→ **REQUIRED TASK**
In the data below, find every line with the string "type" and pull it out.

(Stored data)
--------------------------------
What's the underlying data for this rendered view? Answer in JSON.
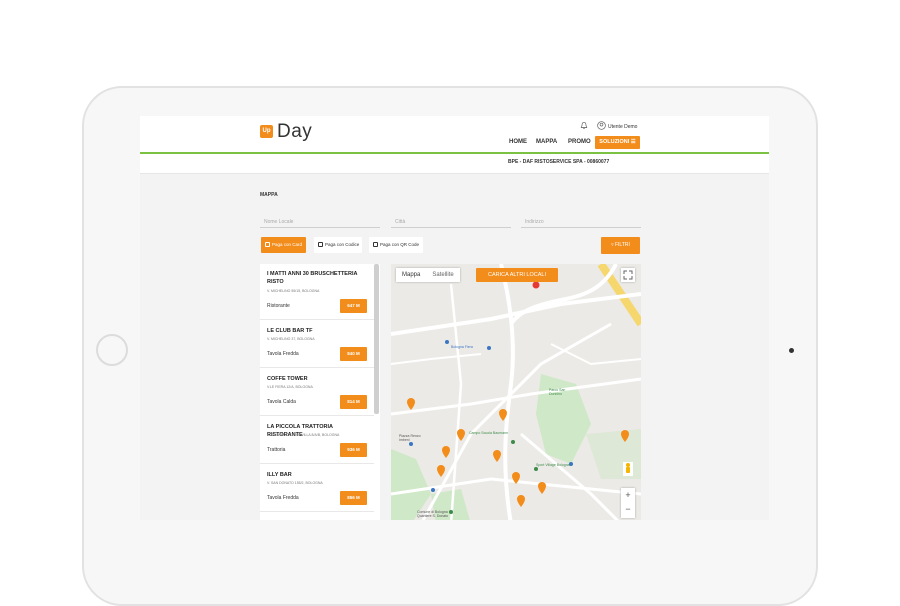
{
  "header": {
    "logo_badge": "Up",
    "logo_text": "Day",
    "user_name": "Utente Demo",
    "nav": [
      "HOME",
      "MAPPA",
      "PROMO"
    ],
    "solutions_label": "SOLUZIONI ☰"
  },
  "subheader": {
    "company": "BPE - DAF RISTOSERVICE SPA - 00860077"
  },
  "page": {
    "title": "MAPPA"
  },
  "filters": {
    "name_placeholder": "Nome Locale",
    "city_placeholder": "Città",
    "address_placeholder": "Indirizzo",
    "pay_card": "Paga con Card",
    "pay_code": "Paga con Codice",
    "pay_qr": "Paga con QR Code",
    "filter_label": "FILTRI"
  },
  "venues": [
    {
      "name": "I MATTI ANNI 30 BRUSCHETTERIA RISTO",
      "address": "V. MICHELINO 55/15, BOLOGNA",
      "type": "Ristorante",
      "distance": "647 M"
    },
    {
      "name": "LE CLUB BAR TF",
      "address": "V. MICHELINO 37, BOLOGNA",
      "type": "Tavola Fredda",
      "distance": "840 M"
    },
    {
      "name": "COFFE TOWER",
      "address": "V.LE FIERA 12/A, BOLOGNA",
      "type": "Tavola Calda",
      "distance": "814 M"
    },
    {
      "name": "LA PICCOLA TRATTORIA RISTORANTE",
      "address": "V. EDOARDO FERRAVILLA 8/A/B, BOLOGNA",
      "type": "Trattoria",
      "distance": "936 M"
    },
    {
      "name": "ILLY BAR",
      "address": "V. SAN DONATO 155/2, BOLOGNA",
      "type": "Tavola Fredda",
      "distance": "856 M"
    }
  ],
  "map": {
    "tab_map": "Mappa",
    "tab_satellite": "Satellite",
    "load_more": "CARICA ALTRI LOCALI",
    "labels": {
      "fiera": "Bologna Fiera",
      "park": "Parco San Donnino",
      "school": "Campo Scuola Baumann",
      "sport": "Sport Village Bologna",
      "square": "Piazza Renzo Imbeni",
      "comune": "Comune di Bologna Quartiere S. Donato"
    },
    "zoom_in": "+",
    "zoom_out": "−"
  },
  "colors": {
    "accent": "#f28c1b",
    "green_line": "#7cc242"
  }
}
--------------------------------
→ **ANSWER TO THIS EXERCISE**
      "type": "Ristorante",
      "type": "Tavola Fredda",
      "type": "Tavola Calda",
      "type": "Trattoria",
      "type": "Tavola Fredda",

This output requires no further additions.